### What the exercise asks
Read the records below and copy each line that contains "this".

- - - -

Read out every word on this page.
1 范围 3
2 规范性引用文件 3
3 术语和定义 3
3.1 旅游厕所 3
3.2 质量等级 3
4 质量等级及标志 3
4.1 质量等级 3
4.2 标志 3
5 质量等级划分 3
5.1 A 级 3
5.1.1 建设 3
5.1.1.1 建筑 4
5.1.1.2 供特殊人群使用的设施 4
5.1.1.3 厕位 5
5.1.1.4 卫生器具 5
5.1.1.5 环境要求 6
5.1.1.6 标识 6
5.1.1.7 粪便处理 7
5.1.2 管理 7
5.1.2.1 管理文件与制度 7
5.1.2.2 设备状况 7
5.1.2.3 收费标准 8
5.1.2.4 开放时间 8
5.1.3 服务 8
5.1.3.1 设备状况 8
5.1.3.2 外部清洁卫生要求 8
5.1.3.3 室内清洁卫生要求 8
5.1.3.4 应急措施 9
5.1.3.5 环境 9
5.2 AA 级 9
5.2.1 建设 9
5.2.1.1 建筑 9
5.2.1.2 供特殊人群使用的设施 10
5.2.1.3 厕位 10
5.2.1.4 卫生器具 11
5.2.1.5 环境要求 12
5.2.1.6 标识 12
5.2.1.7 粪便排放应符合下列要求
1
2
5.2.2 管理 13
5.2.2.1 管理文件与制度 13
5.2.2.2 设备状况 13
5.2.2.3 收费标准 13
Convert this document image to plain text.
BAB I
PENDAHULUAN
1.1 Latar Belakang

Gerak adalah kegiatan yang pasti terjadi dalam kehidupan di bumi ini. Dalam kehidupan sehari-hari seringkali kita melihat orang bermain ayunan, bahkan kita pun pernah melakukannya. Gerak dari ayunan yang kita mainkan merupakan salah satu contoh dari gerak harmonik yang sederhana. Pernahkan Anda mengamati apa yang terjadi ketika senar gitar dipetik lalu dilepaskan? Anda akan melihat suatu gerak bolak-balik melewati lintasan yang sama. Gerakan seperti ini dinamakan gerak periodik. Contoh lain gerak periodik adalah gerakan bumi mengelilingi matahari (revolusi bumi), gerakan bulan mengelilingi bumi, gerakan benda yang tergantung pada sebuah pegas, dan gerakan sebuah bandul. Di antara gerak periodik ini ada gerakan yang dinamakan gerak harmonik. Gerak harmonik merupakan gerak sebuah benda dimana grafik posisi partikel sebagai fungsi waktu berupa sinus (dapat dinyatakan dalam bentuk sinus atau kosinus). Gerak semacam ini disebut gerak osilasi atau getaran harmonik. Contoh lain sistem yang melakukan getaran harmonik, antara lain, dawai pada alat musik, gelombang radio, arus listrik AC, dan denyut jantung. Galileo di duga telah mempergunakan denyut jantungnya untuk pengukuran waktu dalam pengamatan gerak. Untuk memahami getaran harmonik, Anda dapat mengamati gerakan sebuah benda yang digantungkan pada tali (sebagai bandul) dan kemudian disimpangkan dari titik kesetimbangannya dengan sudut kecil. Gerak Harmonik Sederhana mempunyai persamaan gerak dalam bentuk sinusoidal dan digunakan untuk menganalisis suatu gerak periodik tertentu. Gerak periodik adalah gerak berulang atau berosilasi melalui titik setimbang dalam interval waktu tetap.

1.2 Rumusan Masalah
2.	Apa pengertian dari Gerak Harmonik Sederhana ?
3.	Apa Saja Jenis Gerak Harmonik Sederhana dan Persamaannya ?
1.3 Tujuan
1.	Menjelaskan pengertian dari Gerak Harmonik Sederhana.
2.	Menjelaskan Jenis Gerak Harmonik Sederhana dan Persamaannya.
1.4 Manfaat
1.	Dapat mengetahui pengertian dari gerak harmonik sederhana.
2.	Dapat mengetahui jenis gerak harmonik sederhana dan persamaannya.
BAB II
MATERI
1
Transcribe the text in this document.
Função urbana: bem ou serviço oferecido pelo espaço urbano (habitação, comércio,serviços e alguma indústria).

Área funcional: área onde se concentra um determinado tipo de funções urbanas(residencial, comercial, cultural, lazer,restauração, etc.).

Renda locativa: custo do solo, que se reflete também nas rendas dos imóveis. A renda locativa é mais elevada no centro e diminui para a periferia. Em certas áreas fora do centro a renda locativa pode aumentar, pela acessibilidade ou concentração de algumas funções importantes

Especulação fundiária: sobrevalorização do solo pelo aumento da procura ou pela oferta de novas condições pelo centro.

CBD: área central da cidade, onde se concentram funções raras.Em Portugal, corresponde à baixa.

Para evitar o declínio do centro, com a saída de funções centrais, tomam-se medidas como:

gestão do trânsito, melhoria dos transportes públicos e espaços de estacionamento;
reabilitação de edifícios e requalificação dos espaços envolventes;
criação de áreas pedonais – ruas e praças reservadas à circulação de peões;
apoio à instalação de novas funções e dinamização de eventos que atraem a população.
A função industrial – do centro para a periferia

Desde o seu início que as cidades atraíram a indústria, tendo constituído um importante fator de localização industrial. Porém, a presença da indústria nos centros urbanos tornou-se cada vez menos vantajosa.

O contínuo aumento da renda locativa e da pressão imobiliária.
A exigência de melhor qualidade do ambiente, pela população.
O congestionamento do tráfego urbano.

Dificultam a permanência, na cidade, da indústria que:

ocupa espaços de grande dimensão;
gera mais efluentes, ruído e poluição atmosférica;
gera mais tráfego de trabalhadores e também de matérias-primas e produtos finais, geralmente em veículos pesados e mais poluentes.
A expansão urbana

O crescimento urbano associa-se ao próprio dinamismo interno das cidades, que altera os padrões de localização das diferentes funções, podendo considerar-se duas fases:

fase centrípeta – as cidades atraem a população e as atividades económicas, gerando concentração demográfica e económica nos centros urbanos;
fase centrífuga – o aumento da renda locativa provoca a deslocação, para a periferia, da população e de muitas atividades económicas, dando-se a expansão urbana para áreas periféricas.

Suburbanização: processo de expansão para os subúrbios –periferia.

- - - -

### Task response
Read out every word on this page.
Convert this document image to plain text.
Transcribe the text in this document.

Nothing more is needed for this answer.